BEGIN Data rows
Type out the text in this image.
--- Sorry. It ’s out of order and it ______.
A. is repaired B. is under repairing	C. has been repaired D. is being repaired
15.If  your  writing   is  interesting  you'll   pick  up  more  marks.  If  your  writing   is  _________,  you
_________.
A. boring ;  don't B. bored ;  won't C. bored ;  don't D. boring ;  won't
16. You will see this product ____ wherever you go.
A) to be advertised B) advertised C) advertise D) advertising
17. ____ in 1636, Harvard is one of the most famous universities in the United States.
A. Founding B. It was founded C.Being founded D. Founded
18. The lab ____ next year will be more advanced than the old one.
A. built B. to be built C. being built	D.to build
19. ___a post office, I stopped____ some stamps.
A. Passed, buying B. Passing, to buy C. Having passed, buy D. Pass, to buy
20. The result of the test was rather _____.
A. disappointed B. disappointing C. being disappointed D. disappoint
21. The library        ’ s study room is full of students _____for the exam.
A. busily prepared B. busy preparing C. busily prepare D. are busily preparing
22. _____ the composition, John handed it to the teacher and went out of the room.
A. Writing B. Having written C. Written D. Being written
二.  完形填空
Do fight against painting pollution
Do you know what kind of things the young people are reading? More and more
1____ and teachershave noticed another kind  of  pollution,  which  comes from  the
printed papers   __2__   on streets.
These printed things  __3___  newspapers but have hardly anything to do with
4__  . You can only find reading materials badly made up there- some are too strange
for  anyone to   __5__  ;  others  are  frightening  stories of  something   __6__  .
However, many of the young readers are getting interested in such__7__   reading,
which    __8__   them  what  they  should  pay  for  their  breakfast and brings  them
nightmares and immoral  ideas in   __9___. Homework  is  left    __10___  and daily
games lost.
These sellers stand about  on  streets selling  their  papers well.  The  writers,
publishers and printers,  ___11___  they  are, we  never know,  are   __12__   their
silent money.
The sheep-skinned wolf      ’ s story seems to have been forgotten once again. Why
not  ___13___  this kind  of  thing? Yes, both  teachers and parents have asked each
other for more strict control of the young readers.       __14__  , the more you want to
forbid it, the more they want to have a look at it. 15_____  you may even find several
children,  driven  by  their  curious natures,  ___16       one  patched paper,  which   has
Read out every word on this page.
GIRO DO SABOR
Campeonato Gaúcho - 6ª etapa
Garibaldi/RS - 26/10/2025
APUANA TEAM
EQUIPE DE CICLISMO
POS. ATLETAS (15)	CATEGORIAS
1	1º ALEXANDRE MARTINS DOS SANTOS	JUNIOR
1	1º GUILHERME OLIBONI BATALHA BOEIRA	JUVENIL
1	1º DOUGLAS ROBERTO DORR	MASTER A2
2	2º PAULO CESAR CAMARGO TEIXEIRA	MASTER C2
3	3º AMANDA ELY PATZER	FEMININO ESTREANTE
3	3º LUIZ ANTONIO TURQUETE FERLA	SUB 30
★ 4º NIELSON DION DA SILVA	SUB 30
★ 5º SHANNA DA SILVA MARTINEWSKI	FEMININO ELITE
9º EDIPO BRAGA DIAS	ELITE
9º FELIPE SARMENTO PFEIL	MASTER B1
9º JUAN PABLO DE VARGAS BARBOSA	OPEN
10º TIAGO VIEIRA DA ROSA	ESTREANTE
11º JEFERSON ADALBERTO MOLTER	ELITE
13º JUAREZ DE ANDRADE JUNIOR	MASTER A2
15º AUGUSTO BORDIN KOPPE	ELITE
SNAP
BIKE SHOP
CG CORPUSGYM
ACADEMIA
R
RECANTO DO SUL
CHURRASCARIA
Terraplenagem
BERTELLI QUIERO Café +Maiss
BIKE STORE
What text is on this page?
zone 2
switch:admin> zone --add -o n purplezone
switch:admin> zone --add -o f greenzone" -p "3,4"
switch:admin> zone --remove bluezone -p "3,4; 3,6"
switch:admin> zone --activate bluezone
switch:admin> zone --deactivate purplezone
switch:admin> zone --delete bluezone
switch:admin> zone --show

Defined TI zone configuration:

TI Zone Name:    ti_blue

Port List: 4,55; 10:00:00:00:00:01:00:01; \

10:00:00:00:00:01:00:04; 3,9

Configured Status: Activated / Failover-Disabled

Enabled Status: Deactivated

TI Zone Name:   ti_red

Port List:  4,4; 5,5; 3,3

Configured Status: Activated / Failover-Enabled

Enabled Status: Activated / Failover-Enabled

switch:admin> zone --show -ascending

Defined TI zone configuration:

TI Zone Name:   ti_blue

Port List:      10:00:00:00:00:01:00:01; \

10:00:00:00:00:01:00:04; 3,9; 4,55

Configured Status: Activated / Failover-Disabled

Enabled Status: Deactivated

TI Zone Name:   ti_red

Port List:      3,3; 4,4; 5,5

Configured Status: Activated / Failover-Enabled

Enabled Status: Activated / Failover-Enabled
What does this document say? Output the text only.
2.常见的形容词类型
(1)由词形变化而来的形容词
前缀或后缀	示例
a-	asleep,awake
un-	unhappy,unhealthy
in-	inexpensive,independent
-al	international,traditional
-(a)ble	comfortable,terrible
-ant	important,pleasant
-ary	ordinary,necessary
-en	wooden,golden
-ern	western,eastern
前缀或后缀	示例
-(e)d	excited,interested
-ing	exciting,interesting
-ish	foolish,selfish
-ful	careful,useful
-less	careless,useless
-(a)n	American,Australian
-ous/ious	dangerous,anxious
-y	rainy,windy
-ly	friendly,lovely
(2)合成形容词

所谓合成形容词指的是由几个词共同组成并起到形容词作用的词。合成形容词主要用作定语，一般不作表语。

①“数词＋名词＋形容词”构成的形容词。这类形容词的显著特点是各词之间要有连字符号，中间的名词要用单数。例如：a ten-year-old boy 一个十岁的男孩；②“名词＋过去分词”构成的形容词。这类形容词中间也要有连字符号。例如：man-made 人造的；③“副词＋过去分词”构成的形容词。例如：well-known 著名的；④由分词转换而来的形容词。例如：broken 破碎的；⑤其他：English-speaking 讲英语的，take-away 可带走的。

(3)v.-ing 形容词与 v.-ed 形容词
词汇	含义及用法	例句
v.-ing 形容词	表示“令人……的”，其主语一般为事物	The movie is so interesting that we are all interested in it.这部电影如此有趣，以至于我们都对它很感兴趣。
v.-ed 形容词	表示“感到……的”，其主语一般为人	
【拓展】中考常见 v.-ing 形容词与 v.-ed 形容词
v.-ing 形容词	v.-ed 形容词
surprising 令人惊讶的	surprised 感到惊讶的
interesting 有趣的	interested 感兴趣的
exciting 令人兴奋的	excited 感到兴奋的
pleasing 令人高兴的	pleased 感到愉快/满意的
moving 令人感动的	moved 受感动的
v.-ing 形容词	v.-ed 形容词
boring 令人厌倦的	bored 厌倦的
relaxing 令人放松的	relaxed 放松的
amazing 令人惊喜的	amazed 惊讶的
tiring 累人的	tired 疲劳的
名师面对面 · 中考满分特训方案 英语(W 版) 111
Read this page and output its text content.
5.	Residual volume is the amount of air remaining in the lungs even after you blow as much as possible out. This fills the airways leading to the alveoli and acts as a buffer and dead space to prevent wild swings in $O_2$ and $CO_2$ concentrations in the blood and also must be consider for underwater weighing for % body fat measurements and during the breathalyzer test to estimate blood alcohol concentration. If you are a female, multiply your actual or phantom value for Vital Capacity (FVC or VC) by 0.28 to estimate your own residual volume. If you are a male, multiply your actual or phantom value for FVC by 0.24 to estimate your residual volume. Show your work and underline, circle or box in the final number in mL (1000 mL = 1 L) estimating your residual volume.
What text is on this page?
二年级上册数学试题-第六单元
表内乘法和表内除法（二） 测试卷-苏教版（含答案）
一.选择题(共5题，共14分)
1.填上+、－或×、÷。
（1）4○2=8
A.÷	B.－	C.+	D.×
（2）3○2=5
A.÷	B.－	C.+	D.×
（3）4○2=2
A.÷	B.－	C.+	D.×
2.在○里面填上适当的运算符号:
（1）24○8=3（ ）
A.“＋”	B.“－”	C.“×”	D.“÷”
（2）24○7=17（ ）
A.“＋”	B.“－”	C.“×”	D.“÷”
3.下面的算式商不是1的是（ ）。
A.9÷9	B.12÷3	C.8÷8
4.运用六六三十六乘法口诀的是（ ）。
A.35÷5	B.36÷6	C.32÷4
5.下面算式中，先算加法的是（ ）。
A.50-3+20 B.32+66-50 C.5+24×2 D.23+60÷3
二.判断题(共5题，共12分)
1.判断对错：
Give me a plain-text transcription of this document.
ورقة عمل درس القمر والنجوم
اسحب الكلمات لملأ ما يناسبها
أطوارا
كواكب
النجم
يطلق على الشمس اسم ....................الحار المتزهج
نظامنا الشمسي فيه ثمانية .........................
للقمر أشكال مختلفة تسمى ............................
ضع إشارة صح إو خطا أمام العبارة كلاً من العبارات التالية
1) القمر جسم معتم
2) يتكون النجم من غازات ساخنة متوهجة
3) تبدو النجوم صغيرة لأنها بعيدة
END Data rows
__Given request__
Give the count of lines in the listing that hold the word "النجم", with no other text.

__Output of the task__
2